● Directions
Produce a verbatim copy of the entries listed below.

start Records shown

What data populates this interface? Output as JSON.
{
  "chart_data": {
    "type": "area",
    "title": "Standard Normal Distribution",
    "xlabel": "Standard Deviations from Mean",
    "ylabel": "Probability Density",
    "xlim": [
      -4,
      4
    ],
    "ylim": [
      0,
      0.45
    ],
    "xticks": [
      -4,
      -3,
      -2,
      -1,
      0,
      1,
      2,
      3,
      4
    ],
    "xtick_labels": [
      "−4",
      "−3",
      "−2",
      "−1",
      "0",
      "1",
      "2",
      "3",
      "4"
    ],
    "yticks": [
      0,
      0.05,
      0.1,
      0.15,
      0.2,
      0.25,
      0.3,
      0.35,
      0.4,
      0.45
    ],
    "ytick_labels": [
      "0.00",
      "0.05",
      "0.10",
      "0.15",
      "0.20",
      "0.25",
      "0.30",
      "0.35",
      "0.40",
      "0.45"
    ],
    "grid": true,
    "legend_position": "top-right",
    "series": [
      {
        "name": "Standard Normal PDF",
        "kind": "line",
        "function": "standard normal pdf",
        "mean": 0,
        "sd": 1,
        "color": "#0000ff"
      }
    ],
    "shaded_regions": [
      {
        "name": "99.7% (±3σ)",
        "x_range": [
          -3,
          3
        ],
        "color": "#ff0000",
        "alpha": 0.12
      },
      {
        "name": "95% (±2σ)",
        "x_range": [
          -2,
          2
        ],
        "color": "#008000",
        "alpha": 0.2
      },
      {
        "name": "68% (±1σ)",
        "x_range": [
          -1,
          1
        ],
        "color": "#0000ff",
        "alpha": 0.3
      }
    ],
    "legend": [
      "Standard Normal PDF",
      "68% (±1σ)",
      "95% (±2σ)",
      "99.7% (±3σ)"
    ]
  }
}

end Records shown

● Solution to this task
What data populates this interface? Output as JSON.
{
  "chart_data": {
    "type": "area",
    "title": "Standard Normal Distribution",
    "xlabel": "Standard Deviations from Mean",
    "ylabel": "Probability Density",
    "xlim": [
      -4,
      4
    ],
    "ylim": [
      0,
      0.45
    ],
    "xticks": [
      -4,
      -3,
      -2,
      -1,
      0,
      1,
      2,
      3,
      4
    ],
    "xtick_labels": [
      "−4",
      "−3",
      "−2",
      "−1",
      "0",
      "1",
      "2",
      "3",
      "4"
    ],
    "yticks": [
      0,
      0.05,
      0.1,
      0.15,
      0.2,
      0.25,
      0.3,
      0.35,
      0.4,
      0.45
    ],
    "ytick_labels": [
      "0.00",
      "0.05",
      "0.10",
      "0.15",
      "0.20",
      "0.25",
      "0.30",
      "0.35",
      "0.40",
      "0.45"
    ],
    "grid": true,
    "legend_position": "top-right",
    "series": [
      {
        "name": "Standard Normal PDF",
        "kind": "line",
        "function": "standard normal pdf",
        "mean": 0,
        "sd": 1,
        "color": "#0000ff"
      }
    ],
    "shaded_regions": [
      {
        "name": "99.7% (±3σ)",
        "x_range": [
          -3,
          3
        ],
        "color": "#ff0000",
        "alpha": 0.12
      },
      {
        "name": "95% (±2σ)",
        "x_range": [
          -2,
          2
        ],
        "color": "#008000",
        "alpha": 0.2
      },
      {
        "name": "68% (±1σ)",
        "x_range": [
          -1,
          1
        ],
        "color": "#0000ff",
        "alpha": 0.3
      }
    ],
    "legend": [
      "Standard Normal PDF",
      "68% (±1σ)",
      "95% (±2σ)",
      "99.7% (±3σ)"
    ]
  }
}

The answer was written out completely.